REQUEST: Repeat the listing that follows, character for character, minus the pictures.

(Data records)
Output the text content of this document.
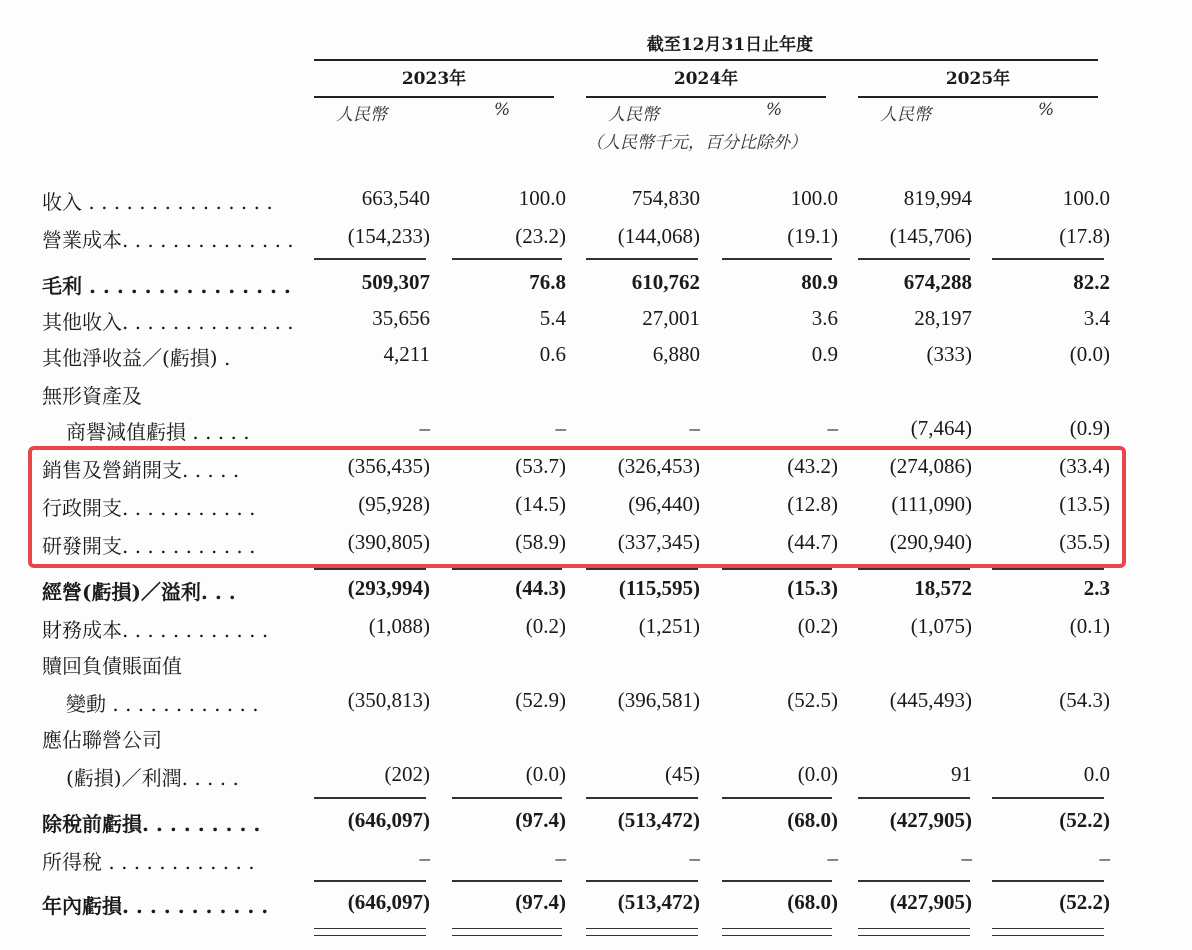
截至12月31日止年度
2023年	2024年	2025年
人民幣	%	人民幣	%	人民幣	%
（人民幣千元，百分比除外）
收入 . . . . . . . . . . . . . . .	663,540	100.0	754,830	100.0	819,994	100.0
營業成本. . . . . . . . . . . . . .	(154,233)	(23.2)	(144,068)	(19.1)	(145,706)	(17.8)
毛利 . . . . . . . . . . . . . . .	509,307	76.8	610,762	80.9	674,288	82.2
其他收入. . . . . . . . . . . . . .	35,656	5.4	27,001	3.6	28,197	3.4
其他淨收益／(虧損) .	4,211	0.6	6,880	0.9	(333)	(0.0)
無形資產及
商譽減值虧損 . . . . .	–	–	–	–	(7,464)	(0.9)
銷售及營銷開支. . . . .	(356,435)	(53.7)	(326,453)	(43.2)	(274,086)	(33.4)
行政開支. . . . . . . . . . .	(95,928)	(14.5)	(96,440)	(12.8)	(111,090)	(13.5)
研發開支. . . . . . . . . . .	(390,805)	(58.9)	(337,345)	(44.7)	(290,940)	(35.5)
經營(虧損)／溢利. . .	(293,994)	(44.3)	(115,595)	(15.3)	18,572	2.3
財務成本. . . . . . . . . . . .	(1,088)	(0.2)	(1,251)	(0.2)	(1,075)	(0.1)
贖回負債賬面值
變動 . . . . . . . . . . . .	(350,813)	(52.9)	(396,581)	(52.5)	(445,493)	(54.3)
應佔聯營公司
(虧損)／利潤. . . . .	(202)	(0.0)	(45)	(0.0)	91	0.0
除稅前虧損. . . . . . . . .	(646,097)	(97.4)	(513,472)	(68.0)	(427,905)	(52.2)
所得稅 . . . . . . . . . . . .	–	–	–	–	–	–
年內虧損. . . . . . . . . . .	(646,097)	(97.4)	(513,472)	(68.0)	(427,905)	(52.2)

RESULT FOR THIS TASK:
Output the text content of this document.
截至12月31日止年度
2023年	2024年	2025年
人民幣	%	人民幣	%	人民幣	%
（人民幣千元，百分比除外）
收入 . . . . . . . . . . . . . . .	663,540	100.0	754,830	100.0	819,994	100.0
營業成本. . . . . . . . . . . . . .	(154,233)	(23.2)	(144,068)	(19.1)	(145,706)	(17.8)
毛利 . . . . . . . . . . . . . . .	509,307	76.8	610,762	80.9	674,288	82.2
其他收入. . . . . . . . . . . . . .	35,656	5.4	27,001	3.6	28,197	3.4
其他淨收益／(虧損) .	4,211	0.6	6,880	0.9	(333)	(0.0)
無形資產及
商譽減值虧損 . . . . .	–	–	–	–	(7,464)	(0.9)
銷售及營銷開支. . . . .	(356,435)	(53.7)	(326,453)	(43.2)	(274,086)	(33.4)
行政開支. . . . . . . . . . .	(95,928)	(14.5)	(96,440)	(12.8)	(111,090)	(13.5)
研發開支. . . . . . . . . . .	(390,805)	(58.9)	(337,345)	(44.7)	(290,940)	(35.5)
經營(虧損)／溢利. . .	(293,994)	(44.3)	(115,595)	(15.3)	18,572	2.3
財務成本. . . . . . . . . . . .	(1,088)	(0.2)	(1,251)	(0.2)	(1,075)	(0.1)
贖回負債賬面值
變動 . . . . . . . . . . . .	(350,813)	(52.9)	(396,581)	(52.5)	(445,493)	(54.3)
應佔聯營公司
(虧損)／利潤. . . . .	(202)	(0.0)	(45)	(0.0)	91	0.0
除稅前虧損. . . . . . . . .	(646,097)	(97.4)	(513,472)	(68.0)	(427,905)	(52.2)
所得稅 . . . . . . . . . . . .	–	–	–	–	–	–
年內虧損. . . . . . . . . . .	(646,097)	(97.4)	(513,472)	(68.0)	(427,905)	(52.2)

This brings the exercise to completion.